+++ EXERCISE INPUTS +++

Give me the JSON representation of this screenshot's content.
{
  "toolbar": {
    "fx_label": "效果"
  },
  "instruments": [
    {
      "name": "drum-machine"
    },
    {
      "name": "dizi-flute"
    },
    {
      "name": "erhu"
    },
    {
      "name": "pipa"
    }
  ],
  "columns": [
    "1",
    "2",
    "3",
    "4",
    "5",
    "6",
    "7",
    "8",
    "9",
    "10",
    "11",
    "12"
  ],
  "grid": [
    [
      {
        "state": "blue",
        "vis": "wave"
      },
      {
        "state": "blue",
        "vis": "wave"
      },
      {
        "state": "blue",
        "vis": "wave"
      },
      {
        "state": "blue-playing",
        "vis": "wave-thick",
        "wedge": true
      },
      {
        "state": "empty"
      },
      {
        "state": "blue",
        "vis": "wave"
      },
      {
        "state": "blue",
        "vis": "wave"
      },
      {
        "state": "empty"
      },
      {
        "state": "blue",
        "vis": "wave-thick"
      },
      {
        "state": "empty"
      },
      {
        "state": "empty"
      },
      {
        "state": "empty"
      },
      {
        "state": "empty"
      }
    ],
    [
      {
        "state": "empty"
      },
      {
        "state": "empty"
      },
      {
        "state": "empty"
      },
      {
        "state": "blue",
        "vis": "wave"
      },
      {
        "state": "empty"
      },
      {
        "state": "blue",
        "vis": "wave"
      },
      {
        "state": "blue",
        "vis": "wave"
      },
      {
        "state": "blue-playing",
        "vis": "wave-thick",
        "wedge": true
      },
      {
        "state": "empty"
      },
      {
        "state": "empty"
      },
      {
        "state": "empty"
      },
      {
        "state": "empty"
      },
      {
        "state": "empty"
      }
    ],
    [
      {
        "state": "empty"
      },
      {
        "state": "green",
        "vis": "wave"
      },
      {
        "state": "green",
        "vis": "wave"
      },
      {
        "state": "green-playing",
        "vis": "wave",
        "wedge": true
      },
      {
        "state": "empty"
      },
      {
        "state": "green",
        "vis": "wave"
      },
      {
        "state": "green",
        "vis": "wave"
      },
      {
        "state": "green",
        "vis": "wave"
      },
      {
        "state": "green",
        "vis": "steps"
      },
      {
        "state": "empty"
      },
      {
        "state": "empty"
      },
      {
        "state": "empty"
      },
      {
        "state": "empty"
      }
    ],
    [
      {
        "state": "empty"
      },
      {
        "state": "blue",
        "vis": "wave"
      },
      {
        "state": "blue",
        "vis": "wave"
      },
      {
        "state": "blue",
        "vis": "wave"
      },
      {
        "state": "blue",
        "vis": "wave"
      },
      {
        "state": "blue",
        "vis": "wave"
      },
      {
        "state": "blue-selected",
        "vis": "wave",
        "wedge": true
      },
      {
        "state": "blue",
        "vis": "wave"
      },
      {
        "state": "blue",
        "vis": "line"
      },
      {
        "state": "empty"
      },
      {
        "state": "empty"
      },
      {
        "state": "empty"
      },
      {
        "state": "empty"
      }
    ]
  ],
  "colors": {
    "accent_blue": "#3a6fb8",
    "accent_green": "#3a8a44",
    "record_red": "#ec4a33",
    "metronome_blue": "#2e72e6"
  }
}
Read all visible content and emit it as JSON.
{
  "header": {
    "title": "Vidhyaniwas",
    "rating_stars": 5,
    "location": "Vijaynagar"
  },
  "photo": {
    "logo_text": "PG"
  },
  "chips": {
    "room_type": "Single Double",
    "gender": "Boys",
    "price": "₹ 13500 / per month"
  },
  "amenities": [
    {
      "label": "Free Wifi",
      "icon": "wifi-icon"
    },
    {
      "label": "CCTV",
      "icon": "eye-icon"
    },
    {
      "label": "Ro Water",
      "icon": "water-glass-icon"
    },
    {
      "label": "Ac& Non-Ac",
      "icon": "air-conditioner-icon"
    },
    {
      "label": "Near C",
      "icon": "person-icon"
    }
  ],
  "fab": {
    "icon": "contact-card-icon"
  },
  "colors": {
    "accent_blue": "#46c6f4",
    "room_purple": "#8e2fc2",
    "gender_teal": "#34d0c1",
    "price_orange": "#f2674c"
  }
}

+++

> [WORK TO DO]
Looking at the records above, say how many lines hold the string "icon". Write nothing but the number.

> [ANSWER TO THIS EXERCISE]
6